Reproduce every line of the records below, character for character.

Entries:
'''
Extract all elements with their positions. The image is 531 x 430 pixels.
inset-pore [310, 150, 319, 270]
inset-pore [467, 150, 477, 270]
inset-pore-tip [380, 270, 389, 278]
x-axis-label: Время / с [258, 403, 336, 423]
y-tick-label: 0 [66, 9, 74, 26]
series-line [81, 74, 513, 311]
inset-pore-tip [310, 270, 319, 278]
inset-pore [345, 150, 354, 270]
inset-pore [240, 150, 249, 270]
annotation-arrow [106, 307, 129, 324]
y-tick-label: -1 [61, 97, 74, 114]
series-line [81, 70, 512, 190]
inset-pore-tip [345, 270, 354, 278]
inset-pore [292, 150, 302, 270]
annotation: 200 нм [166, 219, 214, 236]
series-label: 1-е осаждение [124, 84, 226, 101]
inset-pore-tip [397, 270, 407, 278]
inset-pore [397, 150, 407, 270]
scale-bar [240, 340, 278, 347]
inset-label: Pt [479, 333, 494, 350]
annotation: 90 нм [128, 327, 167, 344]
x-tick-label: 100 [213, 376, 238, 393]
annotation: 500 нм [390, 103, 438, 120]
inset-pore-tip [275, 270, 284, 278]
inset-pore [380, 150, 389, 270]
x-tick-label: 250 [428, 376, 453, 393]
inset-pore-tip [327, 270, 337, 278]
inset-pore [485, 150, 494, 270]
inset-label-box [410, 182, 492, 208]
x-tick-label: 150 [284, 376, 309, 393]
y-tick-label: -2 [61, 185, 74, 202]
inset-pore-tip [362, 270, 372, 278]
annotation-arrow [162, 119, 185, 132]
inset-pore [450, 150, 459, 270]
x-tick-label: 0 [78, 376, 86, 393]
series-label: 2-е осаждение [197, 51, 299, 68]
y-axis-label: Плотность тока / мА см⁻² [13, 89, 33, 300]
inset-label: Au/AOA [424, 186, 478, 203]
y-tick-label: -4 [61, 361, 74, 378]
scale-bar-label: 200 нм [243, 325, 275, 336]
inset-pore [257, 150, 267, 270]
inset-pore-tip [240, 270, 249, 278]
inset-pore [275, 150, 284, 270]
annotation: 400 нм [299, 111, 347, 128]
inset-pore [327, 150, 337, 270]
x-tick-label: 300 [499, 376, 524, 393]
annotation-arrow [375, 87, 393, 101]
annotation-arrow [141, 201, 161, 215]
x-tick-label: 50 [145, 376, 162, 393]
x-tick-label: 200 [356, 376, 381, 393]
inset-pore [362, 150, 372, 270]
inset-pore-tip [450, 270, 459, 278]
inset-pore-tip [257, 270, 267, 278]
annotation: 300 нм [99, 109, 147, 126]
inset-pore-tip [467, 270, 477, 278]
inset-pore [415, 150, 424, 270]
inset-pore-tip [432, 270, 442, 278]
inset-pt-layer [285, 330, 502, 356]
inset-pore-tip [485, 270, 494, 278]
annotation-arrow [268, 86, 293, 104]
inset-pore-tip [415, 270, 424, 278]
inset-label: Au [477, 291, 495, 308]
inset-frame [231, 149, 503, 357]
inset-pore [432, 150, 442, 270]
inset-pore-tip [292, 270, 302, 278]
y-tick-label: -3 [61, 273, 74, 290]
'''
Exercise output:
Extract all elements with their positions. The image is 531 x 430 pixels.
inset-pore [310, 150, 319, 270]
inset-pore [467, 150, 477, 270]
inset-pore-tip [380, 270, 389, 278]
x-axis-label: Время / с [258, 403, 336, 423]
y-tick-label: 0 [66, 9, 74, 26]
series-line [81, 74, 513, 311]
inset-pore-tip [310, 270, 319, 278]
inset-pore [345, 150, 354, 270]
inset-pore [240, 150, 249, 270]
annotation-arrow [106, 307, 129, 324]
y-tick-label: -1 [61, 97, 74, 114]
series-line [81, 70, 512, 190]
inset-pore-tip [345, 270, 354, 278]
inset-pore [292, 150, 302, 270]
annotation: 200 нм [166, 219, 214, 236]
series-label: 1-е осаждение [124, 84, 226, 101]
inset-pore-tip [397, 270, 407, 278]
inset-pore [397, 150, 407, 270]
scale-bar [240, 340, 278, 347]
inset-label: Pt [479, 333, 494, 350]
annotation: 90 нм [128, 327, 167, 344]
x-tick-label: 100 [213, 376, 238, 393]
annotation: 500 нм [390, 103, 438, 120]
inset-pore-tip [275, 270, 284, 278]
inset-pore [380, 150, 389, 270]
x-tick-label: 250 [428, 376, 453, 393]
inset-pore-tip [327, 270, 337, 278]
inset-pore [485, 150, 494, 270]
inset-label-box [410, 182, 492, 208]
x-tick-label: 150 [284, 376, 309, 393]
y-tick-label: -2 [61, 185, 74, 202]
inset-pore-tip [362, 270, 372, 278]
annotation-arrow [162, 119, 185, 132]
inset-pore [450, 150, 459, 270]
x-tick-label: 0 [78, 376, 86, 393]
series-label: 2-е осаждение [197, 51, 299, 68]
y-axis-label: Плотность тока / мА см⁻² [13, 89, 33, 300]
inset-label: Au/AOA [424, 186, 478, 203]
y-tick-label: -4 [61, 361, 74, 378]
scale-bar-label: 200 нм [243, 325, 275, 336]
inset-pore [257, 150, 267, 270]
inset-pore-tip [240, 270, 249, 278]
inset-pore [275, 150, 284, 270]
annotation: 400 нм [299, 111, 347, 128]
inset-pore [327, 150, 337, 270]
x-tick-label: 300 [499, 376, 524, 393]
annotation-arrow [375, 87, 393, 101]
annotation-arrow [141, 201, 161, 215]
x-tick-label: 50 [145, 376, 162, 393]
x-tick-label: 200 [356, 376, 381, 393]
inset-pore [362, 150, 372, 270]
inset-pore-tip [450, 270, 459, 278]
inset-pore-tip [257, 270, 267, 278]
annotation: 300 нм [99, 109, 147, 126]
inset-pore-tip [467, 270, 477, 278]
inset-pore [415, 150, 424, 270]
inset-pore-tip [432, 270, 442, 278]
inset-pt-layer [285, 330, 502, 356]
inset-pore-tip [485, 270, 494, 278]
annotation-arrow [268, 86, 293, 104]
inset-pore-tip [415, 270, 424, 278]
inset-label: Au [477, 291, 495, 308]
inset-frame [231, 149, 503, 357]
inset-pore [432, 150, 442, 270]
inset-pore-tip [292, 270, 302, 278]
y-tick-label: -3 [61, 273, 74, 290]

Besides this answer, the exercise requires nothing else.